> **Collected data entries**

------

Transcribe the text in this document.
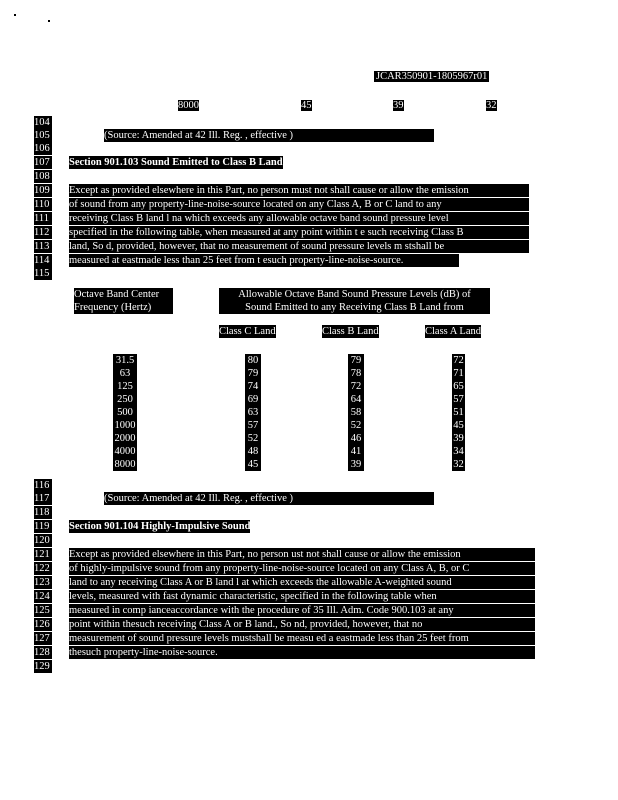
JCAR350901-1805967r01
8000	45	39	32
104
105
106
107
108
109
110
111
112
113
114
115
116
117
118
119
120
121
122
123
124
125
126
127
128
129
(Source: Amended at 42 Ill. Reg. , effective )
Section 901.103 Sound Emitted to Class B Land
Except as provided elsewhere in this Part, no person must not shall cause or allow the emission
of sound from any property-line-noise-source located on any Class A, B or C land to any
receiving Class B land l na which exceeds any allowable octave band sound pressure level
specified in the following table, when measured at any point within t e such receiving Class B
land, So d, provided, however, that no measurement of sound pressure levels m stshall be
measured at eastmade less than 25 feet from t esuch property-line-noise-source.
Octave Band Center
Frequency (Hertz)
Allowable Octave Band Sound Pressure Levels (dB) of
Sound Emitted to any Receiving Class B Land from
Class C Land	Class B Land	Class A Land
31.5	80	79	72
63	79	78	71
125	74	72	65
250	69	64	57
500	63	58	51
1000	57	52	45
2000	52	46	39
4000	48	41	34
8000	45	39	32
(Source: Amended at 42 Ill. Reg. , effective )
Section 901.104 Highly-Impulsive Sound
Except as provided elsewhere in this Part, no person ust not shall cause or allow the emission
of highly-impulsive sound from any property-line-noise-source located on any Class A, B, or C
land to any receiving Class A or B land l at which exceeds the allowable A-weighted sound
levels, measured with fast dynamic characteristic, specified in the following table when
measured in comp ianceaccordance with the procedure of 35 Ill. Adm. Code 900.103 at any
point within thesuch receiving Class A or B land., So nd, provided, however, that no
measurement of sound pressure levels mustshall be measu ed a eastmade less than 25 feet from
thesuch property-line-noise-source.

------

> **Exercise**
Omit the pictures. Output every record above word for word.

> **Response**
Transcribe the text in this document.
JCAR350901-1805967r01
8000	45	39	32
104
105
106
107
108
109
110
111
112
113
114
115
116
117
118
119
120
121
122
123
124
125
126
127
128
129
(Source: Amended at 42 Ill. Reg. , effective )
Section 901.103 Sound Emitted to Class B Land
Except as provided elsewhere in this Part, no person must not shall cause or allow the emission
of sound from any property-line-noise-source located on any Class A, B or C land to any
receiving Class B land l na which exceeds any allowable octave band sound pressure level
specified in the following table, when measured at any point within t e such receiving Class B
land, So d, provided, however, that no measurement of sound pressure levels m stshall be
measured at eastmade less than 25 feet from t esuch property-line-noise-source.
Octave Band Center
Frequency (Hertz)
Allowable Octave Band Sound Pressure Levels (dB) of
Sound Emitted to any Receiving Class B Land from
Class C Land	Class B Land	Class A Land
31.5	80	79	72
63	79	78	71
125	74	72	65
250	69	64	57
500	63	58	51
1000	57	52	45
2000	52	46	39
4000	48	41	34
8000	45	39	32
(Source: Amended at 42 Ill. Reg. , effective )
Section 901.104 Highly-Impulsive Sound
Except as provided elsewhere in this Part, no person ust not shall cause or allow the emission
of highly-impulsive sound from any property-line-noise-source located on any Class A, B, or C
land to any receiving Class A or B land l at which exceeds the allowable A-weighted sound
levels, measured with fast dynamic characteristic, specified in the following table when
measured in comp ianceaccordance with the procedure of 35 Ill. Adm. Code 900.103 at any
point within thesuch receiving Class A or B land., So nd, provided, however, that no
measurement of sound pressure levels mustshall be measu ed a eastmade less than 25 feet from
thesuch property-line-noise-source.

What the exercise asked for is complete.